**Your objective**: Tally the lines in the listing below that contain "recibidas" and report the tally alone.

[start of Provided material]

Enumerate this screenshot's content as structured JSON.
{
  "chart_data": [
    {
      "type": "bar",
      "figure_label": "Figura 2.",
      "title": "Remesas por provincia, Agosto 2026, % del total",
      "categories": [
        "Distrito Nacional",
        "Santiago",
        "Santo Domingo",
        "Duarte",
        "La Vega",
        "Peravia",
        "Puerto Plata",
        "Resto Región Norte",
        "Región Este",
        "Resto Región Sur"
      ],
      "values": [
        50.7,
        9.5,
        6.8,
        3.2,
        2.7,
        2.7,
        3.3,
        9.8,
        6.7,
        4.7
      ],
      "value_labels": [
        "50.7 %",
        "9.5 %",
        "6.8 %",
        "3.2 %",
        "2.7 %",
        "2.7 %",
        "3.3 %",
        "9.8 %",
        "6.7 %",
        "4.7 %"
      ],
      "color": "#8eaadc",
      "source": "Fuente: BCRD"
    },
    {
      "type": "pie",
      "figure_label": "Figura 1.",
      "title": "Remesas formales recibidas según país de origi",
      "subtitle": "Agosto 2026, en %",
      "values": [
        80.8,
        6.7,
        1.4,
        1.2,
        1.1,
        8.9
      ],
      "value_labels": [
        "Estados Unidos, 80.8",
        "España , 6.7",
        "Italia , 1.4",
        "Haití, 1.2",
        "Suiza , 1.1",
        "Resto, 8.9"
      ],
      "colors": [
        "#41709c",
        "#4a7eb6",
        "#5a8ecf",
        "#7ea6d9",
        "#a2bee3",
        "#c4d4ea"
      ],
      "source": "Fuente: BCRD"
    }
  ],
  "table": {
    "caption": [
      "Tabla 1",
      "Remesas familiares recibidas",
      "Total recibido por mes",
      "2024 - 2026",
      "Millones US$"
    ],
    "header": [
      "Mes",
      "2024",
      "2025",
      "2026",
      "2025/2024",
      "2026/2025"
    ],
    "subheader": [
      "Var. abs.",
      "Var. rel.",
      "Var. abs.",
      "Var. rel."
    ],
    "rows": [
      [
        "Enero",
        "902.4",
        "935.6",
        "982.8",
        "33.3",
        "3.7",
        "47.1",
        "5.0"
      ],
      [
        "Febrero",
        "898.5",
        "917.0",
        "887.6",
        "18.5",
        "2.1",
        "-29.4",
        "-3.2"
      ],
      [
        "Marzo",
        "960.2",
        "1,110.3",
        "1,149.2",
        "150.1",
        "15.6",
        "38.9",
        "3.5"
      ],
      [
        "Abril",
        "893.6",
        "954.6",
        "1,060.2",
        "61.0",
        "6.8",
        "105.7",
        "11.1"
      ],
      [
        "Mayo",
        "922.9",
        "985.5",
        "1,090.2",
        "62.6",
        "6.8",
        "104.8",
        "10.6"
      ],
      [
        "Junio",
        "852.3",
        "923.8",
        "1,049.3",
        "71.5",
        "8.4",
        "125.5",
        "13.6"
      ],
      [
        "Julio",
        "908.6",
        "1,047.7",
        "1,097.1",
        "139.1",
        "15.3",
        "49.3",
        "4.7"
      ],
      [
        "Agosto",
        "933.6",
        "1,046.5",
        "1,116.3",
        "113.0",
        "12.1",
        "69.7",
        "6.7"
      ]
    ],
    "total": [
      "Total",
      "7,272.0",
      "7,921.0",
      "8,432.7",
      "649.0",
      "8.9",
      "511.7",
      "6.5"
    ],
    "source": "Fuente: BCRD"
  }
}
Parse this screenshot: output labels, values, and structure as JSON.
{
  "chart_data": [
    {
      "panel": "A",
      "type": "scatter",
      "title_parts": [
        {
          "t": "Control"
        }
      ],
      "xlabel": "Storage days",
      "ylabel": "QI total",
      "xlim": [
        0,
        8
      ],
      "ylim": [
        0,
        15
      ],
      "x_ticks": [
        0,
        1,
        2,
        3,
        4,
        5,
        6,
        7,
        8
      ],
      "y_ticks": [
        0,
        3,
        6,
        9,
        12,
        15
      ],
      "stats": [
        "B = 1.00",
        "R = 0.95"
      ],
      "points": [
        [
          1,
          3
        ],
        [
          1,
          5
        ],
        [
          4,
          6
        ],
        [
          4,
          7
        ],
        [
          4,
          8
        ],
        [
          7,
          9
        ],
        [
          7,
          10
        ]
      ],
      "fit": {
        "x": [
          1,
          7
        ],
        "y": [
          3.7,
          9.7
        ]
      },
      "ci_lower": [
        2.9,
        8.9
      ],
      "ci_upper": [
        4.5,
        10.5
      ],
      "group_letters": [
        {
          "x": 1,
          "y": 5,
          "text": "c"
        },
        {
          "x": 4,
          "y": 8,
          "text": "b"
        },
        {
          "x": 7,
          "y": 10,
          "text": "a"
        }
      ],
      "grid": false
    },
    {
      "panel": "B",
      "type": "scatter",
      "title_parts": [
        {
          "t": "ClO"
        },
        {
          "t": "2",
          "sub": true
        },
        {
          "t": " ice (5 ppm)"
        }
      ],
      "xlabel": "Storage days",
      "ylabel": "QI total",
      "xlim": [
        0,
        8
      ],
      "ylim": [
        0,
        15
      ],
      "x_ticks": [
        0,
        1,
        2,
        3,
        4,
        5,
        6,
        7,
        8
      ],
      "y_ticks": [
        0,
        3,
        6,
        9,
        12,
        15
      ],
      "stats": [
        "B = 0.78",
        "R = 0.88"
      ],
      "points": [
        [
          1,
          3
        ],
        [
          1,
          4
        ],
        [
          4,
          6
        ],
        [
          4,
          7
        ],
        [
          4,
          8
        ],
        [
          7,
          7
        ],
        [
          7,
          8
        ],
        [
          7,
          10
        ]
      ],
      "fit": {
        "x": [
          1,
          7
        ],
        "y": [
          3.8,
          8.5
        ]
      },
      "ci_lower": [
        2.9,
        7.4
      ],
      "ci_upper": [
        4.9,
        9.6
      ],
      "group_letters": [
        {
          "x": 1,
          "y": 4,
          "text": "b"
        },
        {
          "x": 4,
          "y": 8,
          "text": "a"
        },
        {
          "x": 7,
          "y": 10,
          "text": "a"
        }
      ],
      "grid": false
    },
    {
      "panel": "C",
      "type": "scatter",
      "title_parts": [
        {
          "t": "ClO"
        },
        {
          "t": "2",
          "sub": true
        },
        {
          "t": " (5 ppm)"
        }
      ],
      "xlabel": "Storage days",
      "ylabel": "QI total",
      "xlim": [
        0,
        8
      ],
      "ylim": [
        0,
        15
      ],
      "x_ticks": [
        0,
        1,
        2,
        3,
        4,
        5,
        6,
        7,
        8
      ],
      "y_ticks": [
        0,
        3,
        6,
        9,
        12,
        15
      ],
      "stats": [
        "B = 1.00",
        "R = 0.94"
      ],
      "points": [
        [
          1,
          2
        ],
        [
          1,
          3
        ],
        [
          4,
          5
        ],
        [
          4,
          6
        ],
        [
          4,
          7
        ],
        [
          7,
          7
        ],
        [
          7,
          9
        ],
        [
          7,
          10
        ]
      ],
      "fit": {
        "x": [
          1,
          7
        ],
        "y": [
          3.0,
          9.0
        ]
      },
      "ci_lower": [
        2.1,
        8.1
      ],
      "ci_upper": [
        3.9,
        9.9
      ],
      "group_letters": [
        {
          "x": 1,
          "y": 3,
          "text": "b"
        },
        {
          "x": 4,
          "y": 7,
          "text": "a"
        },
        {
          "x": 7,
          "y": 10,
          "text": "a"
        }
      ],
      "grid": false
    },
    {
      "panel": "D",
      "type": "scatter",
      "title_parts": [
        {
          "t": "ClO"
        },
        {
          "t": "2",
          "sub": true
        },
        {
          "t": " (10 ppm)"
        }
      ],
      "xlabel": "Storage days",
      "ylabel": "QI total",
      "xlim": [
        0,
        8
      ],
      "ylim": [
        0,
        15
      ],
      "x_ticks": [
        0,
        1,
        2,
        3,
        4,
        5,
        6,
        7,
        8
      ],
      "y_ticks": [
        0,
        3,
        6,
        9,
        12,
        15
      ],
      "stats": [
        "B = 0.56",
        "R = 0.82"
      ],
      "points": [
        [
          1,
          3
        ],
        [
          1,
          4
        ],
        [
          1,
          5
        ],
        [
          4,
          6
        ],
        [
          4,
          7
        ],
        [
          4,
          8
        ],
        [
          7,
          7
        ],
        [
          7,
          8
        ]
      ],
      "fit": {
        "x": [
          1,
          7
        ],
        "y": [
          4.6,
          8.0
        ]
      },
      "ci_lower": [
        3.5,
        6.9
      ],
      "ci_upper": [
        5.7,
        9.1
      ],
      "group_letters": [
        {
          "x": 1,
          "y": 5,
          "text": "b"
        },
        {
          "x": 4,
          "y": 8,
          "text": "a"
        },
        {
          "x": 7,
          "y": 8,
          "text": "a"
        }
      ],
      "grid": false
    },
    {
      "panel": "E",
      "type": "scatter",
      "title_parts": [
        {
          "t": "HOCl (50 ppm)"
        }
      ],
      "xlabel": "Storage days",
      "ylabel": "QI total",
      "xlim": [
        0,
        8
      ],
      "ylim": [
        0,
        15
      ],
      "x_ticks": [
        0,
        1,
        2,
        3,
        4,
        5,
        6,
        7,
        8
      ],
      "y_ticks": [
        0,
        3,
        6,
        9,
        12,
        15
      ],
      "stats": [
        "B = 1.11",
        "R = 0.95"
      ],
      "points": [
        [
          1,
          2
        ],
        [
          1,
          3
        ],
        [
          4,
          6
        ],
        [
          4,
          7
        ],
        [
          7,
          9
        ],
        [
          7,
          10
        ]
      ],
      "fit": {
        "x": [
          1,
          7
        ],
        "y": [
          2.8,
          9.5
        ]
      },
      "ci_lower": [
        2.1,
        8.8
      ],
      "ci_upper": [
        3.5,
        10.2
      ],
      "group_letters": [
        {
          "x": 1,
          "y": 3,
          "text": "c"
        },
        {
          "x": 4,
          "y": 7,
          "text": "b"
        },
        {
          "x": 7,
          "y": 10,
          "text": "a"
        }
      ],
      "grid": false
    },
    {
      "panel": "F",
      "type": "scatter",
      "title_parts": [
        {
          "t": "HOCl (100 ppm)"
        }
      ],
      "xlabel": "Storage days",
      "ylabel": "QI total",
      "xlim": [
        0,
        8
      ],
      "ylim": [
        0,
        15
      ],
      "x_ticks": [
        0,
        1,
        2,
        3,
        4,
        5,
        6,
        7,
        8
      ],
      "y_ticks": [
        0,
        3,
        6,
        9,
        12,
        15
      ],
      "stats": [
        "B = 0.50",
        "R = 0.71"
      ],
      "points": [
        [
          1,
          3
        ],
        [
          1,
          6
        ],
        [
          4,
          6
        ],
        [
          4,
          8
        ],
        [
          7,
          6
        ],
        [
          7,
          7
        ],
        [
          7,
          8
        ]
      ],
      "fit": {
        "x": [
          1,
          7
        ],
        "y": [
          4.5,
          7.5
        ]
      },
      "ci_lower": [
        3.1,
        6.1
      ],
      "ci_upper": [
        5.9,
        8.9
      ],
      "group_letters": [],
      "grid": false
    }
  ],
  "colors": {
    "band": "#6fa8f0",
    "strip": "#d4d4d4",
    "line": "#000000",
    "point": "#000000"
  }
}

[end of Provided material]

**Exercise solution**: 2